▶ [GOAL] Go through the material below and keep only the lines that contain the word "color". Copy each of those lines as it appears.

[Begin RECORDS SUPPLIED]

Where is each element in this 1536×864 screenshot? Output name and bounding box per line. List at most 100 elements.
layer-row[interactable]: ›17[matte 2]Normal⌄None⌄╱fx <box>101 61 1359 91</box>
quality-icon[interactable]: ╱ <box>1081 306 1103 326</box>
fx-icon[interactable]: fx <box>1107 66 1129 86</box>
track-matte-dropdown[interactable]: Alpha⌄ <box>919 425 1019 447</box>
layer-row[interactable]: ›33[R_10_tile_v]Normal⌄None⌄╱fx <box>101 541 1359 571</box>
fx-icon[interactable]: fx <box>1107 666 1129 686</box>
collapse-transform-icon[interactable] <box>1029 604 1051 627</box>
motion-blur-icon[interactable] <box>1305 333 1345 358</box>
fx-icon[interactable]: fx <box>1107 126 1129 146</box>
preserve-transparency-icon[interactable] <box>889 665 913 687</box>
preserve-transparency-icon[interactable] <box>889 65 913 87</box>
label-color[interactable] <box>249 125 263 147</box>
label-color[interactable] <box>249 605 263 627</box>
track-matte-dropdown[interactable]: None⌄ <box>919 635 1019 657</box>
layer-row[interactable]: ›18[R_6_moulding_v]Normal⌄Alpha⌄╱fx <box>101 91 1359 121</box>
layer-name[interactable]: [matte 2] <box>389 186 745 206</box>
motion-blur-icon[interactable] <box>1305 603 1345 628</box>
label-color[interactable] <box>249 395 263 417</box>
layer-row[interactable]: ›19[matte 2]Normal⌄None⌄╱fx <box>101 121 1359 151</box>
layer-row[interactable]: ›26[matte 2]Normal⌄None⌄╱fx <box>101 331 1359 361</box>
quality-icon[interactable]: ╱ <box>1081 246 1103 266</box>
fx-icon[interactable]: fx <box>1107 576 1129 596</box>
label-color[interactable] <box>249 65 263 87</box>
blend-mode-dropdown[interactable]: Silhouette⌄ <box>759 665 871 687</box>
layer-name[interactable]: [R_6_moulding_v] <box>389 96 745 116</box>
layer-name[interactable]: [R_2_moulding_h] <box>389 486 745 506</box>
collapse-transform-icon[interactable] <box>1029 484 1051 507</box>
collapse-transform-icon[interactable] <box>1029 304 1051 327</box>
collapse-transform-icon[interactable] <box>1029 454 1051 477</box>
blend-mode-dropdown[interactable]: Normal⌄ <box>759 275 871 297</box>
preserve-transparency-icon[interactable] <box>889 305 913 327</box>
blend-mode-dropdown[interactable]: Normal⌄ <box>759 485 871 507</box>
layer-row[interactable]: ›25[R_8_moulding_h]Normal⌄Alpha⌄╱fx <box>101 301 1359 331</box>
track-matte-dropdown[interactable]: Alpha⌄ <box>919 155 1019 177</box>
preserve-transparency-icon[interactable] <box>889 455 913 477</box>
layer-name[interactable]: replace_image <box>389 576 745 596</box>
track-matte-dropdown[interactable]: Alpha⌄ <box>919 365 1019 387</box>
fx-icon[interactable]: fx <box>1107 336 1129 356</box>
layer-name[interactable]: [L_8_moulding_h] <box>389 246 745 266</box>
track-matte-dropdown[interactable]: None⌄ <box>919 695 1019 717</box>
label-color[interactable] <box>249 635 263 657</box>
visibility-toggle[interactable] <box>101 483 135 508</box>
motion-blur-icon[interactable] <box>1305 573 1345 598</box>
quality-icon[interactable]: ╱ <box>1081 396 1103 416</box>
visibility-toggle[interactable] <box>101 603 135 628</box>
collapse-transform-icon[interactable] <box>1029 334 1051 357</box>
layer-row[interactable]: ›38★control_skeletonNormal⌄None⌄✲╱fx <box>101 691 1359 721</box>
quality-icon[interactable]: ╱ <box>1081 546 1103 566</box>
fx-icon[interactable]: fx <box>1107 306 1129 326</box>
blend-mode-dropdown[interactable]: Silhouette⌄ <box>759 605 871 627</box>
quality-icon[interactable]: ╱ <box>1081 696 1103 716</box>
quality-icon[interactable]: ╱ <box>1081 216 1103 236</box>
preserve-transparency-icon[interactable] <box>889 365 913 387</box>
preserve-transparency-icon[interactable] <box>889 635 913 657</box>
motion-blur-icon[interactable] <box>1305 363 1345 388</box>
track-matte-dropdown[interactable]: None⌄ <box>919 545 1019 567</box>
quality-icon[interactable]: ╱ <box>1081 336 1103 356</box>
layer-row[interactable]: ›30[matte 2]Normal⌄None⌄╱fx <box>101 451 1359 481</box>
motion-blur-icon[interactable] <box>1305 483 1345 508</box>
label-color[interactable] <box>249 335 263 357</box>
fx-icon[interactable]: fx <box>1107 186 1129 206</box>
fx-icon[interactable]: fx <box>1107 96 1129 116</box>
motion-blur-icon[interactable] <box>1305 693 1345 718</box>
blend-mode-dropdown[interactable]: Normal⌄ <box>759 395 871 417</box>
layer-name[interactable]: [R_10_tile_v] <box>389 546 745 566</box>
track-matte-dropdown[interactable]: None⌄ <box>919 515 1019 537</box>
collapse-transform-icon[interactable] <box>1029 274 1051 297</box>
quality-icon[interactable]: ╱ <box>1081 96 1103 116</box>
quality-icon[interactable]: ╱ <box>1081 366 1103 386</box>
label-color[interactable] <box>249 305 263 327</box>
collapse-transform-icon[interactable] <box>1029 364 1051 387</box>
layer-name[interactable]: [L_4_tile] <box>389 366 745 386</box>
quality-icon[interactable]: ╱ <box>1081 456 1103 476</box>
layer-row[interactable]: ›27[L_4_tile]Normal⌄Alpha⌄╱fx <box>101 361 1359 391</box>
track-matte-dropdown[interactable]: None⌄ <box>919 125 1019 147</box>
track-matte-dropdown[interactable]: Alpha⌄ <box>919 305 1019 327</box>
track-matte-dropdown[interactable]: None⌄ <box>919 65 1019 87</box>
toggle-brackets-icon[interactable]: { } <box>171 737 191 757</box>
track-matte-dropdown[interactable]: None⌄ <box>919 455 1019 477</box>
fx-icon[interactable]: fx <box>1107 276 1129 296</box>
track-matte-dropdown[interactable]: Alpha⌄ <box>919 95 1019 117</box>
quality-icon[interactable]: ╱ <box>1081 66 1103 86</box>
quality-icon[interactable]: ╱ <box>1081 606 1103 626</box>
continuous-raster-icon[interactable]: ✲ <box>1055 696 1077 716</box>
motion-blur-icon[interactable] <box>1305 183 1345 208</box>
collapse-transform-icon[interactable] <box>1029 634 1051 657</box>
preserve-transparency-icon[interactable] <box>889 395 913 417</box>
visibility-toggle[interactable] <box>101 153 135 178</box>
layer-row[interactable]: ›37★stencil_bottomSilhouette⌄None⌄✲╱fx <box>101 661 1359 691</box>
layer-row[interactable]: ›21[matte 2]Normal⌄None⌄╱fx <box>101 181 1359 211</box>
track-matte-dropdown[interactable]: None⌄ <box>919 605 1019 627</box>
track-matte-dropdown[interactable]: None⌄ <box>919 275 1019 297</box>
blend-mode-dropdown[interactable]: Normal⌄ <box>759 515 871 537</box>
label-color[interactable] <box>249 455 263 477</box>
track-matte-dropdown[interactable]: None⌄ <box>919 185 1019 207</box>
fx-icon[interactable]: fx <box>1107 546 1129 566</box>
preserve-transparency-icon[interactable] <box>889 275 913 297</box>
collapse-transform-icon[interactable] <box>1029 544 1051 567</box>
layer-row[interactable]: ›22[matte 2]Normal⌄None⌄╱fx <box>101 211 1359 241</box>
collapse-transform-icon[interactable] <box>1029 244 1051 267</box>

[End RECORDS SUPPLIED]

▶ [ANSWER TO THIS PROBLEM]
label-color[interactable] <box>249 125 263 147</box>
label-color[interactable] <box>249 605 263 627</box>
label-color[interactable] <box>249 395 263 417</box>
label-color[interactable] <box>249 65 263 87</box>
label-color[interactable] <box>249 635 263 657</box>
label-color[interactable] <box>249 335 263 357</box>
label-color[interactable] <box>249 305 263 327</box>
label-color[interactable] <box>249 455 263 477</box>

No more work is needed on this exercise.